◆ **Work to complete**
Restate the whole listing exactly.

★ ★ ★ ★ ★

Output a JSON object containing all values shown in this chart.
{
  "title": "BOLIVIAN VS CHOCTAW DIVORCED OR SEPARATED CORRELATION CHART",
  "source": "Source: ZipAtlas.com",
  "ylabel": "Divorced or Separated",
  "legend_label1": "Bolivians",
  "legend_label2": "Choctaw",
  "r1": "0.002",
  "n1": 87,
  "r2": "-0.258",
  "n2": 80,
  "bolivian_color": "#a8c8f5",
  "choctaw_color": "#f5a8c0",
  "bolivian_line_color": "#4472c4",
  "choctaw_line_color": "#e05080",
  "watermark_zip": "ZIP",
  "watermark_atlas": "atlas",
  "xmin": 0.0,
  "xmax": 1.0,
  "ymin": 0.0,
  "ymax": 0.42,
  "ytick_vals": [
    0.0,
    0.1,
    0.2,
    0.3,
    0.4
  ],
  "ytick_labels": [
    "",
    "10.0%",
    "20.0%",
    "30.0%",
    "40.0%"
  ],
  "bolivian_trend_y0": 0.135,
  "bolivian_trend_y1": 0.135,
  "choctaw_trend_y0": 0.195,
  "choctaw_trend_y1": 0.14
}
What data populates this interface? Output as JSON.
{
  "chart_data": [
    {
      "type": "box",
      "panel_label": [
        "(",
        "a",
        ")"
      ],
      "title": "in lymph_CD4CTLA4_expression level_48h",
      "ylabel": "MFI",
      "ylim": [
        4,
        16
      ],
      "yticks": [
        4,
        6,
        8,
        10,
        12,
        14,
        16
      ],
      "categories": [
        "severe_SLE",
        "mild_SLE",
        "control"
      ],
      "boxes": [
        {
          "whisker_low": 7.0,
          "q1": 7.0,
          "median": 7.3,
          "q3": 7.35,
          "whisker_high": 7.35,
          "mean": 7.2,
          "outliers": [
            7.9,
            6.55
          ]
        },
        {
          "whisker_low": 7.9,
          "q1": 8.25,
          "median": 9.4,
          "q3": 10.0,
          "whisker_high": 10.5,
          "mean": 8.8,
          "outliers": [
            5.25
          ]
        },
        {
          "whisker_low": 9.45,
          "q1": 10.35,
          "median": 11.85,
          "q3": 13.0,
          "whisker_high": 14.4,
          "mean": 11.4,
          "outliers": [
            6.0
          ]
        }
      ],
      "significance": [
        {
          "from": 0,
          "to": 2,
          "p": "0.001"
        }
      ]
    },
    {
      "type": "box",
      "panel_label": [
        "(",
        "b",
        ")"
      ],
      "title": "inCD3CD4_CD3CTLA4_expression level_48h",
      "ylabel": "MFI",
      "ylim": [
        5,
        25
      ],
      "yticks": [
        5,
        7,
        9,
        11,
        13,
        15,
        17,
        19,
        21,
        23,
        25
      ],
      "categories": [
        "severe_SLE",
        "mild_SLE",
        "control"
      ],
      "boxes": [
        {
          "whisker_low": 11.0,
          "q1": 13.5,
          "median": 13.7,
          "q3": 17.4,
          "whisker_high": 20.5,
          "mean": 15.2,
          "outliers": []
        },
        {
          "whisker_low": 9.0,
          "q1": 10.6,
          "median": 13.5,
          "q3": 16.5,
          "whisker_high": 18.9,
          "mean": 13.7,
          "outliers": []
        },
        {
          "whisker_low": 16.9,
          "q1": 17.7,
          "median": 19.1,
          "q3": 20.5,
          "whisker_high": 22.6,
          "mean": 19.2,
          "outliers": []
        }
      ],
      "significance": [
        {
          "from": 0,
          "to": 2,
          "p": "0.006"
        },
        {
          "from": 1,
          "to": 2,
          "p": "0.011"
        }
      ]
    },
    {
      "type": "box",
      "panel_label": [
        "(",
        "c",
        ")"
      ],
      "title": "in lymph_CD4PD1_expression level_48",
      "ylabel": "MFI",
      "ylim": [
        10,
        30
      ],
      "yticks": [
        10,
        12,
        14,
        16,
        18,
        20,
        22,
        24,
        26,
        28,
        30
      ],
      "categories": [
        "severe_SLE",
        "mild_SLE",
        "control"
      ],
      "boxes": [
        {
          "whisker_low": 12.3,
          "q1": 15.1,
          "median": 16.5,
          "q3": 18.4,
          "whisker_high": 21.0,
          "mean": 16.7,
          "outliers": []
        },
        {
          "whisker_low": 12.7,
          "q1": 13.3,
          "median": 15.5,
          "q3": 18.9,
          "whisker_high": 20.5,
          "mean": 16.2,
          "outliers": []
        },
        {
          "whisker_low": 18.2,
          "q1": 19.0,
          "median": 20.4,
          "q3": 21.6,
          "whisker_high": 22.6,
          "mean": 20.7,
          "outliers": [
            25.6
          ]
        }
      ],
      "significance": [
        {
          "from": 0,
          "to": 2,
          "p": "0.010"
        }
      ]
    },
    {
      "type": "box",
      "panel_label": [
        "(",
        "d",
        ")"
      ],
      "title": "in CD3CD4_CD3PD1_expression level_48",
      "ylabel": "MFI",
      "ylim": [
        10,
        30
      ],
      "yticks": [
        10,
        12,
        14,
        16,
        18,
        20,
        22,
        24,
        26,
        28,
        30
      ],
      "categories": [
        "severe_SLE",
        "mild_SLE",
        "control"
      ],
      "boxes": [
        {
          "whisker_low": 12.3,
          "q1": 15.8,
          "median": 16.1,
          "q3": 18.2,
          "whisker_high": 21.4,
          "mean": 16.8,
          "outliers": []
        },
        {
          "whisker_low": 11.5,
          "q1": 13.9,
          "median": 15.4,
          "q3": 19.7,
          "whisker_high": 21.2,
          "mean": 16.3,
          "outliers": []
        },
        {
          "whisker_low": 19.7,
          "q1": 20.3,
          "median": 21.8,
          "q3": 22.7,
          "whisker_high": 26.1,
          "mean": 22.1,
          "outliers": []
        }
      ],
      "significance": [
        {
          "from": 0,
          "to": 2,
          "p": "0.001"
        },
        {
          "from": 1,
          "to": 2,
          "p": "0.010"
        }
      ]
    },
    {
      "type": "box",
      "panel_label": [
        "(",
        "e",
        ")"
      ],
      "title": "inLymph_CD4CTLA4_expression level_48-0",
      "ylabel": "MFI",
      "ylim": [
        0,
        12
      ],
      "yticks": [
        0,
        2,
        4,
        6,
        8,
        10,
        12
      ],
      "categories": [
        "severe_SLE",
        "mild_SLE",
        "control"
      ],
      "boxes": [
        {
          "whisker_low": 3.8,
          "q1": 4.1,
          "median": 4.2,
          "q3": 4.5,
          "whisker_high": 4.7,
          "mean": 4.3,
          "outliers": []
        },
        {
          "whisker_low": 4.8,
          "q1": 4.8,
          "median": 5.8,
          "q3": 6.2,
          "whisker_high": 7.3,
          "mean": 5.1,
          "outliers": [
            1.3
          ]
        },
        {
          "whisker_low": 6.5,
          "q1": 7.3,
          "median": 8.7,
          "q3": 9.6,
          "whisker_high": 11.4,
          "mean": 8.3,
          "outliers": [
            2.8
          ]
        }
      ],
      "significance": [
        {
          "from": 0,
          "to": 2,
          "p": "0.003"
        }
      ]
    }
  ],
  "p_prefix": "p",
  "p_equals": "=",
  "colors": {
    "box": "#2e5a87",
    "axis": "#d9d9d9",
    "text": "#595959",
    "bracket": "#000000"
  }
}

★ ★ ★ ★ ★

◆ **The reply**
Output a JSON object containing all values shown in this chart.
{
  "title": "BOLIVIAN VS CHOCTAW DIVORCED OR SEPARATED CORRELATION CHART",
  "source": "Source: ZipAtlas.com",
  "ylabel": "Divorced or Separated",
  "legend_label1": "Bolivians",
  "legend_label2": "Choctaw",
  "r1": "0.002",
  "n1": 87,
  "r2": "-0.258",
  "n2": 80,
  "bolivian_color": "#a8c8f5",
  "choctaw_color": "#f5a8c0",
  "bolivian_line_color": "#4472c4",
  "choctaw_line_color": "#e05080",
  "watermark_zip": "ZIP",
  "watermark_atlas": "atlas",
  "xmin": 0.0,
  "xmax": 1.0,
  "ymin": 0.0,
  "ymax": 0.42,
  "ytick_vals": [
    0.0,
    0.1,
    0.2,
    0.3,
    0.4
  ],
  "ytick_labels": [
    "",
    "10.0%",
    "20.0%",
    "30.0%",
    "40.0%"
  ],
  "bolivian_trend_y0": 0.135,
  "bolivian_trend_y1": 0.135,
  "choctaw_trend_y0": 0.195,
  "choctaw_trend_y1": 0.14
}
What data populates this interface? Output as JSON.
{
  "chart_data": [
    {
      "type": "box",
      "panel_label": [
        "(",
        "a",
        ")"
      ],
      "title": "in lymph_CD4CTLA4_expression level_48h",
      "ylabel": "MFI",
      "ylim": [
        4,
        16
      ],
      "yticks": [
        4,
        6,
        8,
        10,
        12,
        14,
        16
      ],
      "categories": [
        "severe_SLE",
        "mild_SLE",
        "control"
      ],
      "boxes": [
        {
          "whisker_low": 7.0,
          "q1": 7.0,
          "median": 7.3,
          "q3": 7.35,
          "whisker_high": 7.35,
          "mean": 7.2,
          "outliers": [
            7.9,
            6.55
          ]
        },
        {
          "whisker_low": 7.9,
          "q1": 8.25,
          "median": 9.4,
          "q3": 10.0,
          "whisker_high": 10.5,
          "mean": 8.8,
          "outliers": [
            5.25
          ]
        },
        {
          "whisker_low": 9.45,
          "q1": 10.35,
          "median": 11.85,
          "q3": 13.0,
          "whisker_high": 14.4,
          "mean": 11.4,
          "outliers": [
            6.0
          ]
        }
      ],
      "significance": [
        {
          "from": 0,
          "to": 2,
          "p": "0.001"
        }
      ]
    },
    {
      "type": "box",
      "panel_label": [
        "(",
        "b",
        ")"
      ],
      "title": "inCD3CD4_CD3CTLA4_expression level_48h",
      "ylabel": "MFI",
      "ylim": [
        5,
        25
      ],
      "yticks": [
        5,
        7,
        9,
        11,
        13,
        15,
        17,
        19,
        21,
        23,
        25
      ],
      "categories": [
        "severe_SLE",
        "mild_SLE",
        "control"
      ],
      "boxes": [
        {
          "whisker_low": 11.0,
          "q1": 13.5,
          "median": 13.7,
          "q3": 17.4,
          "whisker_high": 20.5,
          "mean": 15.2,
          "outliers": []
        },
        {
          "whisker_low": 9.0,
          "q1": 10.6,
          "median": 13.5,
          "q3": 16.5,
          "whisker_high": 18.9,
          "mean": 13.7,
          "outliers": []
        },
        {
          "whisker_low": 16.9,
          "q1": 17.7,
          "median": 19.1,
          "q3": 20.5,
          "whisker_high": 22.6,
          "mean": 19.2,
          "outliers": []
        }
      ],
      "significance": [
        {
          "from": 0,
          "to": 2,
          "p": "0.006"
        },
        {
          "from": 1,
          "to": 2,
          "p": "0.011"
        }
      ]
    },
    {
      "type": "box",
      "panel_label": [
        "(",
        "c",
        ")"
      ],
      "title": "in lymph_CD4PD1_expression level_48",
      "ylabel": "MFI",
      "ylim": [
        10,
        30
      ],
      "yticks": [
        10,
        12,
        14,
        16,
        18,
        20,
        22,
        24,
        26,
        28,
        30
      ],
      "categories": [
        "severe_SLE",
        "mild_SLE",
        "control"
      ],
      "boxes": [
        {
          "whisker_low": 12.3,
          "q1": 15.1,
          "median": 16.5,
          "q3": 18.4,
          "whisker_high": 21.0,
          "mean": 16.7,
          "outliers": []
        },
        {
          "whisker_low": 12.7,
          "q1": 13.3,
          "median": 15.5,
          "q3": 18.9,
          "whisker_high": 20.5,
          "mean": 16.2,
          "outliers": []
        },
        {
          "whisker_low": 18.2,
          "q1": 19.0,
          "median": 20.4,
          "q3": 21.6,
          "whisker_high": 22.6,
          "mean": 20.7,
          "outliers": [
            25.6
          ]
        }
      ],
      "significance": [
        {
          "from": 0,
          "to": 2,
          "p": "0.010"
        }
      ]
    },
    {
      "type": "box",
      "panel_label": [
        "(",
        "d",
        ")"
      ],
      "title": "in CD3CD4_CD3PD1_expression level_48",
      "ylabel": "MFI",
      "ylim": [
        10,
        30
      ],
      "yticks": [
        10,
        12,
        14,
        16,
        18,
        20,
        22,
        24,
        26,
        28,
        30
      ],
      "categories": [
        "severe_SLE",
        "mild_SLE",
        "control"
      ],
      "boxes": [
        {
          "whisker_low": 12.3,
          "q1": 15.8,
          "median": 16.1,
          "q3": 18.2,
          "whisker_high": 21.4,
          "mean": 16.8,
          "outliers": []
        },
        {
          "whisker_low": 11.5,
          "q1": 13.9,
          "median": 15.4,
          "q3": 19.7,
          "whisker_high": 21.2,
          "mean": 16.3,
          "outliers": []
        },
        {
          "whisker_low": 19.7,
          "q1": 20.3,
          "median": 21.8,
          "q3": 22.7,
          "whisker_high": 26.1,
          "mean": 22.1,
          "outliers": []
        }
      ],
      "significance": [
        {
          "from": 0,
          "to": 2,
          "p": "0.001"
        },
        {
          "from": 1,
          "to": 2,
          "p": "0.010"
        }
      ]
    },
    {
      "type": "box",
      "panel_label": [
        "(",
        "e",
        ")"
      ],
      "title": "inLymph_CD4CTLA4_expression level_48-0",
      "ylabel": "MFI",
      "ylim": [
        0,
        12
      ],
      "yticks": [
        0,
        2,
        4,
        6,
        8,
        10,
        12
      ],
      "categories": [
        "severe_SLE",
        "mild_SLE",
        "control"
      ],
      "boxes": [
        {
          "whisker_low": 3.8,
          "q1": 4.1,
          "median": 4.2,
          "q3": 4.5,
          "whisker_high": 4.7,
          "mean": 4.3,
          "outliers": []
        },
        {
          "whisker_low": 4.8,
          "q1": 4.8,
          "median": 5.8,
          "q3": 6.2,
          "whisker_high": 7.3,
          "mean": 5.1,
          "outliers": [
            1.3
          ]
        },
        {
          "whisker_low": 6.5,
          "q1": 7.3,
          "median": 8.7,
          "q3": 9.6,
          "whisker_high": 11.4,
          "mean": 8.3,
          "outliers": [
            2.8
          ]
        }
      ],
      "significance": [
        {
          "from": 0,
          "to": 2,
          "p": "0.003"
        }
      ]
    }
  ],
  "p_prefix": "p",
  "p_equals": "=",
  "colors": {
    "box": "#2e5a87",
    "axis": "#d9d9d9",
    "text": "#595959",
    "bracket": "#000000"
  }
}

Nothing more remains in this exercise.